Stored data entries.
>>
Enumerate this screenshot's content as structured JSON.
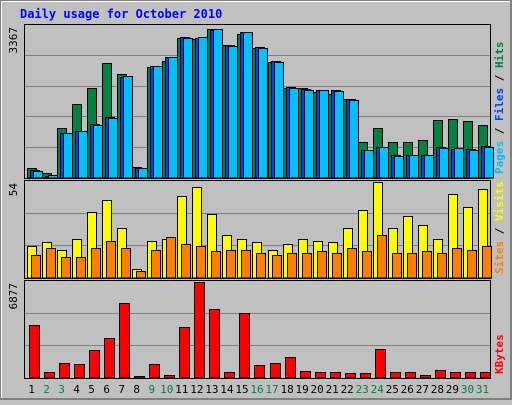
{
  "chart_data": [
    {
      "type": "bar",
      "title": "Daily usage for October 2010",
      "ymax_label": "3367",
      "legend": [
        {
          "name": "Pages",
          "color": "#00c0ff"
        },
        {
          "name": "Files",
          "color": "#0040ff"
        },
        {
          "name": "Hits",
          "color": "#008040"
        }
      ],
      "legend_separator": " / ",
      "ylim": [
        0,
        3367
      ],
      "categories": [
        "1",
        "2",
        "3",
        "4",
        "5",
        "6",
        "7",
        "8",
        "9",
        "10",
        "11",
        "12",
        "13",
        "14",
        "15",
        "16",
        "17",
        "18",
        "19",
        "20",
        "21",
        "22",
        "23",
        "24",
        "25",
        "26",
        "27",
        "28",
        "29",
        "30",
        "31"
      ],
      "weekend_days": [
        "2",
        "3",
        "9",
        "10",
        "16",
        "17",
        "23",
        "24",
        "30",
        "31"
      ],
      "series": [
        {
          "name": "Hits",
          "values": [
            230,
            100,
            1100,
            1650,
            2000,
            2550,
            2300,
            250,
            2450,
            2600,
            3100,
            3080,
            3300,
            2950,
            3200,
            2870,
            2580,
            2000,
            2000,
            1900,
            1850,
            1750,
            800,
            1100,
            800,
            800,
            850,
            1280,
            1300,
            1260,
            1180
          ]
        },
        {
          "name": "Files",
          "values": [
            170,
            50,
            1000,
            1050,
            1200,
            1350,
            2230,
            230,
            2470,
            2680,
            3130,
            3100,
            3270,
            2950,
            3240,
            2900,
            2600,
            2020,
            1970,
            1960,
            1960,
            1750,
            630,
            680,
            500,
            500,
            510,
            680,
            650,
            640,
            700
          ]
        },
        {
          "name": "Pages",
          "values": [
            150,
            70,
            990,
            1050,
            1180,
            1330,
            2250,
            230,
            2470,
            2680,
            3100,
            3120,
            3290,
            2930,
            3240,
            2870,
            2580,
            2000,
            1950,
            1960,
            1930,
            1720,
            620,
            680,
            490,
            510,
            520,
            670,
            660,
            630,
            690
          ]
        }
      ]
    },
    {
      "type": "bar",
      "ymax_label": "54",
      "legend": [
        {
          "name": "Sites",
          "color": "#ff8000"
        },
        {
          "name": "Visits",
          "color": "#ffff00"
        }
      ],
      "legend_separator": " / ",
      "ylim": [
        0,
        54
      ],
      "categories": [
        "1",
        "2",
        "3",
        "4",
        "5",
        "6",
        "7",
        "8",
        "9",
        "10",
        "11",
        "12",
        "13",
        "14",
        "15",
        "16",
        "17",
        "18",
        "19",
        "20",
        "21",
        "22",
        "23",
        "24",
        "25",
        "26",
        "27",
        "28",
        "29",
        "30",
        "31"
      ],
      "series": [
        {
          "name": "Visits",
          "values": [
            18,
            20,
            16,
            22,
            37,
            44,
            28,
            5,
            21,
            22,
            46,
            51,
            36,
            24,
            22,
            20,
            16,
            19,
            22,
            21,
            20,
            28,
            38,
            54,
            28,
            35,
            30,
            22,
            47,
            40,
            50
          ]
        },
        {
          "name": "Sites",
          "values": [
            13,
            17,
            12,
            12,
            17,
            21,
            17,
            4,
            16,
            23,
            19,
            18,
            15,
            16,
            16,
            14,
            13,
            14,
            14,
            15,
            14,
            17,
            15,
            24,
            14,
            14,
            15,
            14,
            17,
            16,
            18
          ]
        }
      ]
    },
    {
      "type": "bar",
      "ymax_label": "6877",
      "legend": [
        {
          "name": "KBytes",
          "color": "#ff0000"
        }
      ],
      "ylim": [
        0,
        6877
      ],
      "categories": [
        "1",
        "2",
        "3",
        "4",
        "5",
        "6",
        "7",
        "8",
        "9",
        "10",
        "11",
        "12",
        "13",
        "14",
        "15",
        "16",
        "17",
        "18",
        "19",
        "20",
        "21",
        "22",
        "23",
        "24",
        "25",
        "26",
        "27",
        "28",
        "29",
        "30",
        "31"
      ],
      "series": [
        {
          "name": "KBytes",
          "values": [
            3800,
            400,
            1100,
            1000,
            2000,
            2900,
            5400,
            150,
            1000,
            250,
            3650,
            6877,
            4950,
            400,
            4650,
            900,
            1100,
            1500,
            500,
            400,
            400,
            350,
            350,
            2050,
            450,
            400,
            200,
            600,
            450,
            450,
            450
          ]
        }
      ]
    }
  ]
}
<<
Request. Return each line from the material above exactly, but not the pictures.

The result.
Enumerate this screenshot's content as structured JSON.
{
  "chart_data": [
    {
      "type": "bar",
      "title": "Daily usage for October 2010",
      "ymax_label": "3367",
      "legend": [
        {
          "name": "Pages",
          "color": "#00c0ff"
        },
        {
          "name": "Files",
          "color": "#0040ff"
        },
        {
          "name": "Hits",
          "color": "#008040"
        }
      ],
      "legend_separator": " / ",
      "ylim": [
        0,
        3367
      ],
      "categories": [
        "1",
        "2",
        "3",
        "4",
        "5",
        "6",
        "7",
        "8",
        "9",
        "10",
        "11",
        "12",
        "13",
        "14",
        "15",
        "16",
        "17",
        "18",
        "19",
        "20",
        "21",
        "22",
        "23",
        "24",
        "25",
        "26",
        "27",
        "28",
        "29",
        "30",
        "31"
      ],
      "weekend_days": [
        "2",
        "3",
        "9",
        "10",
        "16",
        "17",
        "23",
        "24",
        "30",
        "31"
      ],
      "series": [
        {
          "name": "Hits",
          "values": [
            230,
            100,
            1100,
            1650,
            2000,
            2550,
            2300,
            250,
            2450,
            2600,
            3100,
            3080,
            3300,
            2950,
            3200,
            2870,
            2580,
            2000,
            2000,
            1900,
            1850,
            1750,
            800,
            1100,
            800,
            800,
            850,
            1280,
            1300,
            1260,
            1180
          ]
        },
        {
          "name": "Files",
          "values": [
            170,
            50,
            1000,
            1050,
            1200,
            1350,
            2230,
            230,
            2470,
            2680,
            3130,
            3100,
            3270,
            2950,
            3240,
            2900,
            2600,
            2020,
            1970,
            1960,
            1960,
            1750,
            630,
            680,
            500,
            500,
            510,
            680,
            650,
            640,
            700
          ]
        },
        {
          "name": "Pages",
          "values": [
            150,
            70,
            990,
            1050,
            1180,
            1330,
            2250,
            230,
            2470,
            2680,
            3100,
            3120,
            3290,
            2930,
            3240,
            2870,
            2580,
            2000,
            1950,
            1960,
            1930,
            1720,
            620,
            680,
            490,
            510,
            520,
            670,
            660,
            630,
            690
          ]
        }
      ]
    },
    {
      "type": "bar",
      "ymax_label": "54",
      "legend": [
        {
          "name": "Sites",
          "color": "#ff8000"
        },
        {
          "name": "Visits",
          "color": "#ffff00"
        }
      ],
      "legend_separator": " / ",
      "ylim": [
        0,
        54
      ],
      "categories": [
        "1",
        "2",
        "3",
        "4",
        "5",
        "6",
        "7",
        "8",
        "9",
        "10",
        "11",
        "12",
        "13",
        "14",
        "15",
        "16",
        "17",
        "18",
        "19",
        "20",
        "21",
        "22",
        "23",
        "24",
        "25",
        "26",
        "27",
        "28",
        "29",
        "30",
        "31"
      ],
      "series": [
        {
          "name": "Visits",
          "values": [
            18,
            20,
            16,
            22,
            37,
            44,
            28,
            5,
            21,
            22,
            46,
            51,
            36,
            24,
            22,
            20,
            16,
            19,
            22,
            21,
            20,
            28,
            38,
            54,
            28,
            35,
            30,
            22,
            47,
            40,
            50
          ]
        },
        {
          "name": "Sites",
          "values": [
            13,
            17,
            12,
            12,
            17,
            21,
            17,
            4,
            16,
            23,
            19,
            18,
            15,
            16,
            16,
            14,
            13,
            14,
            14,
            15,
            14,
            17,
            15,
            24,
            14,
            14,
            15,
            14,
            17,
            16,
            18
          ]
        }
      ]
    },
    {
      "type": "bar",
      "ymax_label": "6877",
      "legend": [
        {
          "name": "KBytes",
          "color": "#ff0000"
        }
      ],
      "ylim": [
        0,
        6877
      ],
      "categories": [
        "1",
        "2",
        "3",
        "4",
        "5",
        "6",
        "7",
        "8",
        "9",
        "10",
        "11",
        "12",
        "13",
        "14",
        "15",
        "16",
        "17",
        "18",
        "19",
        "20",
        "21",
        "22",
        "23",
        "24",
        "25",
        "26",
        "27",
        "28",
        "29",
        "30",
        "31"
      ],
      "series": [
        {
          "name": "KBytes",
          "values": [
            3800,
            400,
            1100,
            1000,
            2000,
            2900,
            5400,
            150,
            1000,
            250,
            3650,
            6877,
            4950,
            400,
            4650,
            900,
            1100,
            1500,
            500,
            400,
            400,
            350,
            350,
            2050,
            450,
            400,
            200,
            600,
            450,
            450,
            450
          ]
        }
      ]
    }
  ]
}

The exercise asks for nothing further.